> **Exercise goal**:
Set down all of the data that follows word for word, without the images.

Records from a collection

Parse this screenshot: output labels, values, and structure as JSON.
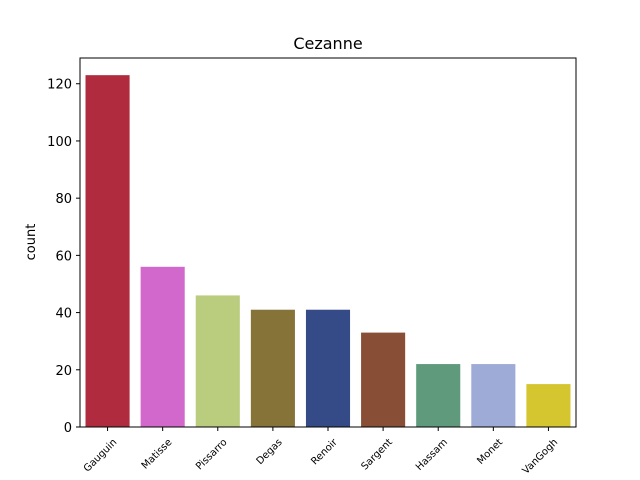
{
  "chart_data": {
    "type": "bar",
    "title": "Cezanne",
    "xlabel": "",
    "ylabel": "count",
    "categories": [
      "Gauguin",
      "Matisse",
      "Pissarro",
      "Degas",
      "Renoir",
      "Sargent",
      "Hassam",
      "Monet",
      "VanGogh"
    ],
    "values": [
      123,
      56,
      46,
      41,
      41,
      33,
      22,
      22,
      15
    ],
    "colors": [
      "#af2b3d",
      "#d267cc",
      "#bacc7e",
      "#857338",
      "#354b88",
      "#894f36",
      "#5f9a7c",
      "#9eabd6",
      "#d5c62f"
    ],
    "ylim": [
      0,
      129
    ],
    "yticks": [
      0,
      20,
      40,
      60,
      80,
      100,
      120
    ],
    "grid": false,
    "legend": "none"
  }
}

> **Solved problem**:
Parse this screenshot: output labels, values, and structure as JSON.
{
  "chart_data": {
    "type": "bar",
    "title": "Cezanne",
    "xlabel": "",
    "ylabel": "count",
    "categories": [
      "Gauguin",
      "Matisse",
      "Pissarro",
      "Degas",
      "Renoir",
      "Sargent",
      "Hassam",
      "Monet",
      "VanGogh"
    ],
    "values": [
      123,
      56,
      46,
      41,
      41,
      33,
      22,
      22,
      15
    ],
    "colors": [
      "#af2b3d",
      "#d267cc",
      "#bacc7e",
      "#857338",
      "#354b88",
      "#894f36",
      "#5f9a7c",
      "#9eabd6",
      "#d5c62f"
    ],
    "ylim": [
      0,
      129
    ],
    "yticks": [
      0,
      20,
      40,
      60,
      80,
      100,
      120
    ],
    "grid": false,
    "legend": "none"
  }
}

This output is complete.